> TASK PROMPT
Copy out every record precisely.

======== MATERIAL SUPPLIED ========

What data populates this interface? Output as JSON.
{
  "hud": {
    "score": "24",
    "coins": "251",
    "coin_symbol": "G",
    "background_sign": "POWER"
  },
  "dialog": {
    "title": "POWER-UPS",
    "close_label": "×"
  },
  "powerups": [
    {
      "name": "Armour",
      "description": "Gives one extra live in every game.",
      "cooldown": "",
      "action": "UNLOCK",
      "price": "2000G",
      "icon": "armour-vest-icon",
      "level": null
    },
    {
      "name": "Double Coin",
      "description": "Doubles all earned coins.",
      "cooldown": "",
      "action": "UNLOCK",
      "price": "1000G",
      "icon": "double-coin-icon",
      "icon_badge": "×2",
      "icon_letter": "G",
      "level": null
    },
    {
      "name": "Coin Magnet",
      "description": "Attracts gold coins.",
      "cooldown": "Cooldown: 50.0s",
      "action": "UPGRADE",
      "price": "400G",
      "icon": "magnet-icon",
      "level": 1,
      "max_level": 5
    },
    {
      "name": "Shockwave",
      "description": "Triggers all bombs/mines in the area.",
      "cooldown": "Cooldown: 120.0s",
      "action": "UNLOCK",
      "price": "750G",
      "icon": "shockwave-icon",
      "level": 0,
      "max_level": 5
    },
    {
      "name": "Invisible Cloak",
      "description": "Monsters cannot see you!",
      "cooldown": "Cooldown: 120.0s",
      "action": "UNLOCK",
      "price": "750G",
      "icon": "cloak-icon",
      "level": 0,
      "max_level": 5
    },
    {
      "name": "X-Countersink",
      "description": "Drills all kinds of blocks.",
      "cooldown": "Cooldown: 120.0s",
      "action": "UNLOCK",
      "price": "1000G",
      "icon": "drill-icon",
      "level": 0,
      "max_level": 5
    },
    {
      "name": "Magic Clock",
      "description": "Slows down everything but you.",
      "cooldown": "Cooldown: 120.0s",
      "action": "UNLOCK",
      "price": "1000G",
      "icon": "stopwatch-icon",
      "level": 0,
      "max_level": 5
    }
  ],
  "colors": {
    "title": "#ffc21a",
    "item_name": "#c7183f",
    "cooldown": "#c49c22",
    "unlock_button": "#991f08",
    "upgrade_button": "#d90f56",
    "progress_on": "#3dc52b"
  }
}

========

> FULL ANSWER
What data populates this interface? Output as JSON.
{
  "hud": {
    "score": "24",
    "coins": "251",
    "coin_symbol": "G",
    "background_sign": "POWER"
  },
  "dialog": {
    "title": "POWER-UPS",
    "close_label": "×"
  },
  "powerups": [
    {
      "name": "Armour",
      "description": "Gives one extra live in every game.",
      "cooldown": "",
      "action": "UNLOCK",
      "price": "2000G",
      "icon": "armour-vest-icon",
      "level": null
    },
    {
      "name": "Double Coin",
      "description": "Doubles all earned coins.",
      "cooldown": "",
      "action": "UNLOCK",
      "price": "1000G",
      "icon": "double-coin-icon",
      "icon_badge": "×2",
      "icon_letter": "G",
      "level": null
    },
    {
      "name": "Coin Magnet",
      "description": "Attracts gold coins.",
      "cooldown": "Cooldown: 50.0s",
      "action": "UPGRADE",
      "price": "400G",
      "icon": "magnet-icon",
      "level": 1,
      "max_level": 5
    },
    {
      "name": "Shockwave",
      "description": "Triggers all bombs/mines in the area.",
      "cooldown": "Cooldown: 120.0s",
      "action": "UNLOCK",
      "price": "750G",
      "icon": "shockwave-icon",
      "level": 0,
      "max_level": 5
    },
    {
      "name": "Invisible Cloak",
      "description": "Monsters cannot see you!",
      "cooldown": "Cooldown: 120.0s",
      "action": "UNLOCK",
      "price": "750G",
      "icon": "cloak-icon",
      "level": 0,
      "max_level": 5
    },
    {
      "name": "X-Countersink",
      "description": "Drills all kinds of blocks.",
      "cooldown": "Cooldown: 120.0s",
      "action": "UNLOCK",
      "price": "1000G",
      "icon": "drill-icon",
      "level": 0,
      "max_level": 5
    },
    {
      "name": "Magic Clock",
      "description": "Slows down everything but you.",
      "cooldown": "Cooldown: 120.0s",
      "action": "UNLOCK",
      "price": "1000G",
      "icon": "stopwatch-icon",
      "level": 0,
      "max_level": 5
    }
  ],
  "colors": {
    "title": "#ffc21a",
    "item_name": "#c7183f",
    "cooldown": "#c49c22",
    "unlock_button": "#991f08",
    "upgrade_button": "#d90f56",
    "progress_on": "#3dc52b"
  }
}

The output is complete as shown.